Task details
From the entries below, extract every line that includes the word "chặt".

Records for the task
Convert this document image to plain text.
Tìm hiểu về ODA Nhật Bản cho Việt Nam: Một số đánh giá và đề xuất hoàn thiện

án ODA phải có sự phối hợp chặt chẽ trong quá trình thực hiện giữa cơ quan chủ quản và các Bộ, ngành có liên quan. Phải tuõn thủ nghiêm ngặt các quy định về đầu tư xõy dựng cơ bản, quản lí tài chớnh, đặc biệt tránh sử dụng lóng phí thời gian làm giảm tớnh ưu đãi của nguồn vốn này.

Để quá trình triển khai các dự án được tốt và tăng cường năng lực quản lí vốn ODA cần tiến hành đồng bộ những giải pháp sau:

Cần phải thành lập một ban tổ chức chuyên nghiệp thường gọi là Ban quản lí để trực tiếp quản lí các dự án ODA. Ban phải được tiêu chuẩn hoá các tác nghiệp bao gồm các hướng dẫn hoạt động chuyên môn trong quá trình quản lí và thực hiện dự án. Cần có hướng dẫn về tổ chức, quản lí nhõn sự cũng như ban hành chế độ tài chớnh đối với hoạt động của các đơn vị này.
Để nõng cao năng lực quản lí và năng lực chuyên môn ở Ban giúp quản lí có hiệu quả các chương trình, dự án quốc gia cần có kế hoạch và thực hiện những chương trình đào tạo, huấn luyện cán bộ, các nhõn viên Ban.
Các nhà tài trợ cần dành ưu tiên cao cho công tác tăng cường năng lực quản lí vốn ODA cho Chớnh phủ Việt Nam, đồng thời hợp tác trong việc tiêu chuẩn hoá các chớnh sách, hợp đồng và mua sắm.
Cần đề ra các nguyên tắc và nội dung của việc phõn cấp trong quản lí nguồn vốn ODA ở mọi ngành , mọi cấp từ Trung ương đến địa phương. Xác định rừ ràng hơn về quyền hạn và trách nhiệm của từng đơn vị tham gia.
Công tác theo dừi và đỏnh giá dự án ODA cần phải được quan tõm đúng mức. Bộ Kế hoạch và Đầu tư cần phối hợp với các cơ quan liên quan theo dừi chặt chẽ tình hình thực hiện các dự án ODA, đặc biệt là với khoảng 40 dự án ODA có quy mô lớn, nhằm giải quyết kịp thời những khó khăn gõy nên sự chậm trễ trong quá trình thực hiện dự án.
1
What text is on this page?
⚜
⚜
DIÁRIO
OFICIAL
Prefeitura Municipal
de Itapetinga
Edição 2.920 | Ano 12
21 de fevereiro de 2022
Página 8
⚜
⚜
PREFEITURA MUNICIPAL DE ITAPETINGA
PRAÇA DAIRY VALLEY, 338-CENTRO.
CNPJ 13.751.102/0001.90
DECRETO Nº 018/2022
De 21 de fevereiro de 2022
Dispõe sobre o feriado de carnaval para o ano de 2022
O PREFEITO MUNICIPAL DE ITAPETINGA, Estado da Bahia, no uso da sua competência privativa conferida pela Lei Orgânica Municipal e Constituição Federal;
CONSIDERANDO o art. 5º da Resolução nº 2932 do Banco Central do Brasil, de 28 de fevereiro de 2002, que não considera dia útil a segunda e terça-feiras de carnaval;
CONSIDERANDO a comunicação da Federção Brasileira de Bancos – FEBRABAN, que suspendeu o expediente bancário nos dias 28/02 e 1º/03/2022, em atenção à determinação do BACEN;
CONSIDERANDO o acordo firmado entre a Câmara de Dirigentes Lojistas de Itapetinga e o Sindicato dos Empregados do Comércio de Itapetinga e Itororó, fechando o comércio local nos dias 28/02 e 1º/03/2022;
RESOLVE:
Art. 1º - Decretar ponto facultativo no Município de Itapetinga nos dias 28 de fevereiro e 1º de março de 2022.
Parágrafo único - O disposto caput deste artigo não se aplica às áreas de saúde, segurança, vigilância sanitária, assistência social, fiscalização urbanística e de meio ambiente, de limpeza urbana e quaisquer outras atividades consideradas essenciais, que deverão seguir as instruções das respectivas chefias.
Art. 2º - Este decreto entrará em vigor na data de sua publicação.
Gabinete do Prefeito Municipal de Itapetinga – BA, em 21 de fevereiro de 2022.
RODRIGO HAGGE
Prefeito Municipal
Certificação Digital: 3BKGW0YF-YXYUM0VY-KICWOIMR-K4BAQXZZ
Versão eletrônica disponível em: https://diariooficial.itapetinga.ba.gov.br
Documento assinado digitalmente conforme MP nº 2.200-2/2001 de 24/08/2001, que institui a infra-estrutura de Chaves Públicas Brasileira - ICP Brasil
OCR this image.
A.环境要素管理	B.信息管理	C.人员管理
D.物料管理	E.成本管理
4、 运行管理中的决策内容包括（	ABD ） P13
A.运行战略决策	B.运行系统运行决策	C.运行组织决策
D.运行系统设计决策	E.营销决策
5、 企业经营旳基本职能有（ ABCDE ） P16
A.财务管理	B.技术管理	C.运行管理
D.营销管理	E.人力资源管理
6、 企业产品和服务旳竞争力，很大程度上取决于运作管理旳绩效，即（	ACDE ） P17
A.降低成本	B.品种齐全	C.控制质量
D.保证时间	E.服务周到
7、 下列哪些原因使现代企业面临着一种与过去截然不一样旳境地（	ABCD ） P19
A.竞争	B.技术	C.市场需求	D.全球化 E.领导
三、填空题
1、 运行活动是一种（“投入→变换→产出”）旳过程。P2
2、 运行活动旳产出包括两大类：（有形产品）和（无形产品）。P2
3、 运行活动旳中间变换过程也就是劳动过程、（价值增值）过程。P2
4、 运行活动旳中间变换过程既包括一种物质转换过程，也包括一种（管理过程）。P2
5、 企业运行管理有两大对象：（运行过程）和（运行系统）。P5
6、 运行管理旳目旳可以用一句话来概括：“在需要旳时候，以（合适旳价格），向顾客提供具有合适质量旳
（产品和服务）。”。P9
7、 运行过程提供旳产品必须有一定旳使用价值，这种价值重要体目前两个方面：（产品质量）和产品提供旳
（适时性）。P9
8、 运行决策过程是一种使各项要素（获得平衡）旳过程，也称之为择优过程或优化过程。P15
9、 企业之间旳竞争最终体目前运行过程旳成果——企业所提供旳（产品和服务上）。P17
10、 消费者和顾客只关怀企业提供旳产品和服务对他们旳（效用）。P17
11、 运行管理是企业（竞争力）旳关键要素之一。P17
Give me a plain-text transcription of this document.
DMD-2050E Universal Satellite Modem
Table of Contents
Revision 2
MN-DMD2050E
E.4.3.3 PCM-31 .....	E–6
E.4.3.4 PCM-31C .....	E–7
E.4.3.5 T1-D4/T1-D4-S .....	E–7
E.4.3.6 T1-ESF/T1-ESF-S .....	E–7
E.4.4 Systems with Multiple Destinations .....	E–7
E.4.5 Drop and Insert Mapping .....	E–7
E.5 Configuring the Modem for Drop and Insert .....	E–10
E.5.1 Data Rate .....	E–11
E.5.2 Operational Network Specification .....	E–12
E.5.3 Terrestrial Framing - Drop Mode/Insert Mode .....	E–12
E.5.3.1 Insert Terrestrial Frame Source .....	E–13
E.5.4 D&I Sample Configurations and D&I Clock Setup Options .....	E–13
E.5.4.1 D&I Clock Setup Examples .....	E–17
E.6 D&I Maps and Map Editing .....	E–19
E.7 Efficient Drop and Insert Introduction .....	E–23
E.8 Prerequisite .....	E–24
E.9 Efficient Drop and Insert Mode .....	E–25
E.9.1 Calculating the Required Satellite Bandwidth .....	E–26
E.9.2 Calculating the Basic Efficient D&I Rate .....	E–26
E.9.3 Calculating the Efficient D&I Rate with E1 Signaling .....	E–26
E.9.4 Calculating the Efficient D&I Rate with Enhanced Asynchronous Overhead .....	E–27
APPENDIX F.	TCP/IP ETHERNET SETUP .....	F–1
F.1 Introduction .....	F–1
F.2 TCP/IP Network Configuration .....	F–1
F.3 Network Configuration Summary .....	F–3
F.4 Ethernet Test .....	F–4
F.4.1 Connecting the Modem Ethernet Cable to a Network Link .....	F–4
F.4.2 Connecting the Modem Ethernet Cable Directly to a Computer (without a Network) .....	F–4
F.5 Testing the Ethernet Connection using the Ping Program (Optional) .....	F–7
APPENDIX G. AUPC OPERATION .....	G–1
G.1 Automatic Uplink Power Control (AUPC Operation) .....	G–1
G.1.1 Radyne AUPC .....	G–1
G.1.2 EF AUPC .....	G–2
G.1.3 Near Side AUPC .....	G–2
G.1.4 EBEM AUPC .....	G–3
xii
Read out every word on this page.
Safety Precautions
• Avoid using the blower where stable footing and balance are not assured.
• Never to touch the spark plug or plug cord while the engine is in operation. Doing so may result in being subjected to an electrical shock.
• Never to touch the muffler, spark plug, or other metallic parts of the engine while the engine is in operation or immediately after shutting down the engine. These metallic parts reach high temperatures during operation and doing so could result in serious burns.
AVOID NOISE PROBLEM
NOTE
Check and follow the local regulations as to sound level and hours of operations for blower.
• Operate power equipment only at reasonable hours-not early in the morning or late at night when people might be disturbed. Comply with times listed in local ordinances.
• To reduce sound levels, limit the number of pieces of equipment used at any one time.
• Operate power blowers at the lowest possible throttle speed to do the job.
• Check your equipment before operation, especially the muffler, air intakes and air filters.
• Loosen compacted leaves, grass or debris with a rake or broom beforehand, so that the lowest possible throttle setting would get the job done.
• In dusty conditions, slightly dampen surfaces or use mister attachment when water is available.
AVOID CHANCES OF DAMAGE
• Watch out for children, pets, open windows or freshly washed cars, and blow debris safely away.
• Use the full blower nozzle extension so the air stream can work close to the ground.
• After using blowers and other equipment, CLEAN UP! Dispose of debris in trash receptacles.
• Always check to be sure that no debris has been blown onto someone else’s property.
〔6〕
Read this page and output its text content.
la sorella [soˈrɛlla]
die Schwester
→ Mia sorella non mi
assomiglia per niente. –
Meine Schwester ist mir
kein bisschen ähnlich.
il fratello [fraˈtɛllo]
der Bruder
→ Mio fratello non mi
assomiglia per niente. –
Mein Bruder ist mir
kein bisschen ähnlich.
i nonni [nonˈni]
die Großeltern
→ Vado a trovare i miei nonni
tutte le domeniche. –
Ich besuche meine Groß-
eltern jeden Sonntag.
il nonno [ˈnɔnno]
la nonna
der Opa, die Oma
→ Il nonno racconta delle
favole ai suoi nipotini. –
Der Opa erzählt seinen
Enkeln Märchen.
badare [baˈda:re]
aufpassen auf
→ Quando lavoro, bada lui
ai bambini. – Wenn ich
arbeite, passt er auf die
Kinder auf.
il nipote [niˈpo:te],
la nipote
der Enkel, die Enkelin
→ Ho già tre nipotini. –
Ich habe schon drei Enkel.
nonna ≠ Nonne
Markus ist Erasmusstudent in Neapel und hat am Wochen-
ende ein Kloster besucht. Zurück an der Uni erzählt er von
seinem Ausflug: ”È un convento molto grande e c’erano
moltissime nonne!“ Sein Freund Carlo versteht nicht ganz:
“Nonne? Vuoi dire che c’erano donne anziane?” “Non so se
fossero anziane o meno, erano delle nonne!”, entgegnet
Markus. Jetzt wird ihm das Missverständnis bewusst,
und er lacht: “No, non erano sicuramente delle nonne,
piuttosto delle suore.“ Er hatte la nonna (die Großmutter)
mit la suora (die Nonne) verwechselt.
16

Written answer
án ODA phải có sự phối hợp chặt chẽ trong quá trình thực hiện giữa cơ quan chủ quản và các Bộ, ngành có liên quan. Phải tuõn thủ nghiêm ngặt các quy định về đầu tư xõy dựng cơ bản, quản lí tài chớnh, đặc biệt tránh sử dụng lóng phí thời gian làm giảm tớnh ưu đãi của nguồn vốn này.
Công tác theo dừi và đỏnh giá dự án ODA cần phải được quan tõm đúng mức. Bộ Kế hoạch và Đầu tư cần phối hợp với các cơ quan liên quan theo dừi chặt chẽ tình hình thực hiện các dự án ODA, đặc biệt là với khoảng 40 dự án ODA có quy mô lớn, nhằm giải quyết kịp thời những khó khăn gõy nên sự chậm trễ trong quá trình thực hiện dự án.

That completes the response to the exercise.